*Compito A*
Trascrivi dal brano sulla scuola le parole che vanno da “Queste ingiustizie gridano” fino a “rimasto in Dad.” compreso.
*Compito B*
Secondo il brano, che percentuale è rientrata nella scuola di chi scrive?

*Brano*

--------------------

Queste ingiustizie gridano vendetta al cospetto di Dio: un cuore sussulta e voi buttate acqua sul fuoco. La caverna! La caverna! La voglia di vivere rimane sepolta nel cuore, senza possibilità di sviluppo e di storia, condannata ad appassire per forza, come mille Gertrudine predestinate alla clausura. Ma Dante si sarebbe accomodato all’ombra della selva oscura? Orazio non avrebbe colto l’attimo? Ulisse non avrebbe varcato le colonne d’Ercole della sua stanzetta? E Galileo avrebbe tremato davanti all’inquisizione di quattro insegnanti? Zeno, Zeno sarebbe rimasto in Dad.
Nella mia scuola non è rientrato il 70%, e neanche il 7%: solo il 3%. E continuiamo a contarci frottole. Su Dante, Ulisse, Galileo, Orazio e il desiderio di conoscere. Sul 25 aprile, la Liberazione e i partigiani. “Credo che vivere voglia dire essere partigiani. Chi vive veramente non può non essere cittadino e partigiano. L’indifferenza è abulia, è parassitismo, è vigliaccheria, non è vita. […] Ciò che succede, il male che si abbatte su tutti, avviene perché la massa degli uomini abdica alla sua volontà […]. Alcuni piagnucolano pietosamente, altri bestemmiano oscenamente, ma nessuno o pochi si domandano: se avessi fatto anch’io il mio dovere, se avessi cercato di far valere la mia volontà, sarebbe successo ciò che è successo? Odio gli indifferenti anche per questo: perché mi dà fastidio il loro piagnisteo da eterni innocenti. Chiedo conto a ognuno di loro del come ha svolto il compito che la vita gli ha posto e gli pone quotidianamente, di ciò che ha fatto e specialmente di ciò che non ha fatto. E sento di poter essere inesorabile, di non dover sprecare la mia pietà, di non dover spartire con loro le mie lacrime”.
Abbiamo la faccia di bronzo di riempirci la bocca con Gramsci. Noi, gli ignavi. Quelli che – scriveva Dante – non vuole Dio e neppure Satana. Le partite si vincono e si perdono, ma qui sono troppo mollicci per giocare: chi me la fa a fare di sudare? La PlayStation è meno pericolosa, non mi si sbucciano le ginocchia e mamma non fa la lavatrice. I partigiani stavolta rimangono in pigiama, nel languore del dormiveglia, ignorando la prima sveglia, poi anche la seconda, poi anche tutte le altre. Tanto è domenica, un’eterna domenica cominciata chissà quando. Svegliatemi quando sarà lunedì, e dovremo alzarci per forza, perché ce lo impone la legge, o possiamo fare soldi.

--------------------

*Dati forniti*

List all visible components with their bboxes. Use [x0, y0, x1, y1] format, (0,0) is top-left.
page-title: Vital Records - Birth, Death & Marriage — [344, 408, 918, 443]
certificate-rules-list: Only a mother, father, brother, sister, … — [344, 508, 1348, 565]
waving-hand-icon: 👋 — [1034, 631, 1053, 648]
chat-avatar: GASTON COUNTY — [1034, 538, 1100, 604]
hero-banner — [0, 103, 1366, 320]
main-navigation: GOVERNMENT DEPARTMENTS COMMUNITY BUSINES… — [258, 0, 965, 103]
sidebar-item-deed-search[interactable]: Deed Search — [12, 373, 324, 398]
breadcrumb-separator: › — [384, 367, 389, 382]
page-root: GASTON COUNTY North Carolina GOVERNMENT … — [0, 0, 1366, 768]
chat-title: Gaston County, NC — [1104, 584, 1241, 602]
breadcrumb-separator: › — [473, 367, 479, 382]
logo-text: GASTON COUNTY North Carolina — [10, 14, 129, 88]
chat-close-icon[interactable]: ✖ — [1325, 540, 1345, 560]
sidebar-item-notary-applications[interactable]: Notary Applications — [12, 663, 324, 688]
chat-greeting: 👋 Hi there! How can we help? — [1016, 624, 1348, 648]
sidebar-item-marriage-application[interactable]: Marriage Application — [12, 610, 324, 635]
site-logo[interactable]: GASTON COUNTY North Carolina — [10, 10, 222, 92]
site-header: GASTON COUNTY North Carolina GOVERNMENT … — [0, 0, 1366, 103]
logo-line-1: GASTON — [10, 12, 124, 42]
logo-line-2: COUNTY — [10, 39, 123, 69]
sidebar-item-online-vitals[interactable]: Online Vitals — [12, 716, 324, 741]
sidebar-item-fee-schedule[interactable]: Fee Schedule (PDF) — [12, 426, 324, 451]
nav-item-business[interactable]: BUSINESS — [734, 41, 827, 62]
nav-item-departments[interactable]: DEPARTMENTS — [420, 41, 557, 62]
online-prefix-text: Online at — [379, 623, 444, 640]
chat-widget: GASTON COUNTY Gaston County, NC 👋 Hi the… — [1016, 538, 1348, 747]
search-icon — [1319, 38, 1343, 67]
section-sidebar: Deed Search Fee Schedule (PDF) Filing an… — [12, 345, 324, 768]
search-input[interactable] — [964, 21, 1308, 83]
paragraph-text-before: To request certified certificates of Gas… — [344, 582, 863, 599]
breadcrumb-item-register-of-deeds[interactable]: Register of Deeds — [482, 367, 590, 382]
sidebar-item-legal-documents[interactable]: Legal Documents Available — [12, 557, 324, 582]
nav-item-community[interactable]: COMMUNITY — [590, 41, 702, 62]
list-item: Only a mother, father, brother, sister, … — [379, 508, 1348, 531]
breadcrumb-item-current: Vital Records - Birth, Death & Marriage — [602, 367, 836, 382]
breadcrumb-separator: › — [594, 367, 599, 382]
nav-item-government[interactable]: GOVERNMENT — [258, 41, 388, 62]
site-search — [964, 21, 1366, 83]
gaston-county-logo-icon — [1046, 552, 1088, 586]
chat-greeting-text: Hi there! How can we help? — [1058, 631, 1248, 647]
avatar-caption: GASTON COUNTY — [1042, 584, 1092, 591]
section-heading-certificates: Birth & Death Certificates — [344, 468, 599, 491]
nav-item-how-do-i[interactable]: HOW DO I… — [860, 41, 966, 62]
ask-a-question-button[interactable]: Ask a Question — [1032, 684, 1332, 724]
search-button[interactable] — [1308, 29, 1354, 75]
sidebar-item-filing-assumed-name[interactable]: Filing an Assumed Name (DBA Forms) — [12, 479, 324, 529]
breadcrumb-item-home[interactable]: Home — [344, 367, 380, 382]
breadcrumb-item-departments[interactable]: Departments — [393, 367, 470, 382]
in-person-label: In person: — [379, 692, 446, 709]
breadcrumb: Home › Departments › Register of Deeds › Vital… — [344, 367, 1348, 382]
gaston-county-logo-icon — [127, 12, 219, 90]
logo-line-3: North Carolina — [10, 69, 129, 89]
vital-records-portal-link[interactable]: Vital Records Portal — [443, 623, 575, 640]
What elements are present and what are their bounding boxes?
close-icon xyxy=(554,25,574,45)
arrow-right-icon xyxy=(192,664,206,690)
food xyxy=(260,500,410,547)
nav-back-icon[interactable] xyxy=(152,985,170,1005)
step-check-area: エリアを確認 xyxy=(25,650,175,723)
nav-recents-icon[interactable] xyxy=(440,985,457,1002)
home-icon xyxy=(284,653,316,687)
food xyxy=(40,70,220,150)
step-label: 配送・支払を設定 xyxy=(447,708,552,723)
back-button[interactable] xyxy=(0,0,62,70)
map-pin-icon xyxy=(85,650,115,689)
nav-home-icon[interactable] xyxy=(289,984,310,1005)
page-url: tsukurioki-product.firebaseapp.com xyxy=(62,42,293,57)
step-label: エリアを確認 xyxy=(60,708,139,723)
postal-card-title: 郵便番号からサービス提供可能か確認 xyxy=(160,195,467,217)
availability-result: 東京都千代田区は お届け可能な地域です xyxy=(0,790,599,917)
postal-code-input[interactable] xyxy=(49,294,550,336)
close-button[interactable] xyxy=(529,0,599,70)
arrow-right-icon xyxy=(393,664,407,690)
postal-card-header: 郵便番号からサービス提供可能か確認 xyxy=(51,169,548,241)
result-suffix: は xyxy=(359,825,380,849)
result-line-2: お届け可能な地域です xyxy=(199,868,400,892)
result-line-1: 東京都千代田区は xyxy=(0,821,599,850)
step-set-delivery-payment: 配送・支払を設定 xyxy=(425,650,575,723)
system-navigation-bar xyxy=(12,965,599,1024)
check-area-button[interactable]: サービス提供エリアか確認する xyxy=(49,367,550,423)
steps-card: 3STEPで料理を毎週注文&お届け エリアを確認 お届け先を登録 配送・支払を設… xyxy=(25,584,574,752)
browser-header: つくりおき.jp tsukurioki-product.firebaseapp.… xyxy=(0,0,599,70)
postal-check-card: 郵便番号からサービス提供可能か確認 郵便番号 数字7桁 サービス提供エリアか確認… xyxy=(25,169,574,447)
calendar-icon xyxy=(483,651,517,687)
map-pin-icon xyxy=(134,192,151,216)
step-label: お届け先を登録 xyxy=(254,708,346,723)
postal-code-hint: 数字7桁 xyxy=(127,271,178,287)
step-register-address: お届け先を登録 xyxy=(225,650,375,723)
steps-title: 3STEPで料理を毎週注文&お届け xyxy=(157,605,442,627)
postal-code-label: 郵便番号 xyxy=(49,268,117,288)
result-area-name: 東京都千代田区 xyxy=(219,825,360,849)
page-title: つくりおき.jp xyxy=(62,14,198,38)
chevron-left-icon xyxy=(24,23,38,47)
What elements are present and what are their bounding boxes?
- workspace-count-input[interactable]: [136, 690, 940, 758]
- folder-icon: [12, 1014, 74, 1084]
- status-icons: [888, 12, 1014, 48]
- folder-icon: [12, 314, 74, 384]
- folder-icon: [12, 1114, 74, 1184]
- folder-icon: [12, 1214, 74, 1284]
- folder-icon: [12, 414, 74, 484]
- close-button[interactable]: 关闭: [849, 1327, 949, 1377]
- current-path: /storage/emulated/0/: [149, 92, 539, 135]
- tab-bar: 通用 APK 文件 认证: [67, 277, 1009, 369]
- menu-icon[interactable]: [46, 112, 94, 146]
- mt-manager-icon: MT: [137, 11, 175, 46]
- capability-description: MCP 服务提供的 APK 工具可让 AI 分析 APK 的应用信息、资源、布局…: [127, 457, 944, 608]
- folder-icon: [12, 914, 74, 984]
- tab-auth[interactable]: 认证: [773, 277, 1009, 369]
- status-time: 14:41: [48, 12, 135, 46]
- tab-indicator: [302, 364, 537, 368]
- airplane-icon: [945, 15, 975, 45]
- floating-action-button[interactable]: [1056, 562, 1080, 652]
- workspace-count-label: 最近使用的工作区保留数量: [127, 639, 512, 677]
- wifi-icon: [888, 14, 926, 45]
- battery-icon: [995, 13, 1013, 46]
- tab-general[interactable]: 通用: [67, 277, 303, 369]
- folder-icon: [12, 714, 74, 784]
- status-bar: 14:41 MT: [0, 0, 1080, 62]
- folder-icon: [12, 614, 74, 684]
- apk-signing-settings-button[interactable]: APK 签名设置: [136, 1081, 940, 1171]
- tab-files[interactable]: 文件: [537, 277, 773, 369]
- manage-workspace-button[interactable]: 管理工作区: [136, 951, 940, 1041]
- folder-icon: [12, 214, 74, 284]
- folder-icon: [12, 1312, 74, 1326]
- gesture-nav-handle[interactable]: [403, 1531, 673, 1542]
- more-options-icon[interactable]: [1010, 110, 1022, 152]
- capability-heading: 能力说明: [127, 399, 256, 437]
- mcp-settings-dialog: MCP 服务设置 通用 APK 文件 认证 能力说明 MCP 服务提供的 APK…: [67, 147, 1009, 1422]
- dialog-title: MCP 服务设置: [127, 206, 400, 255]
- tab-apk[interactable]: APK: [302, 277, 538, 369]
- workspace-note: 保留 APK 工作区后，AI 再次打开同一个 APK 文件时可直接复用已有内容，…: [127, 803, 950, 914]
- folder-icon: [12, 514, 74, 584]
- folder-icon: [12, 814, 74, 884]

--------------------

*Risultato A*
Queste ingiustizie gridano vendetta al cospetto di Dio: un cuore sussulta e voi buttate acqua sul fuoco. La caverna! La caverna! La voglia di vivere rimane sepolta nel cuore, senza possibilità di sviluppo e di storia, condannata ad appassire per forza, come mille Gertrudine predestinate alla clausura. Ma Dante si sarebbe accomodato all’ombra della selva oscura? Orazio non avrebbe colto l’attimo? Ulisse non avrebbe varcato le colonne d’Ercole della sua stanzetta? E Galileo avrebbe tremato davanti all’inquisizione di quattro insegnanti? Zeno, Zeno sarebbe rimasto in Dad.

*Risultato B*
Solo il 3%.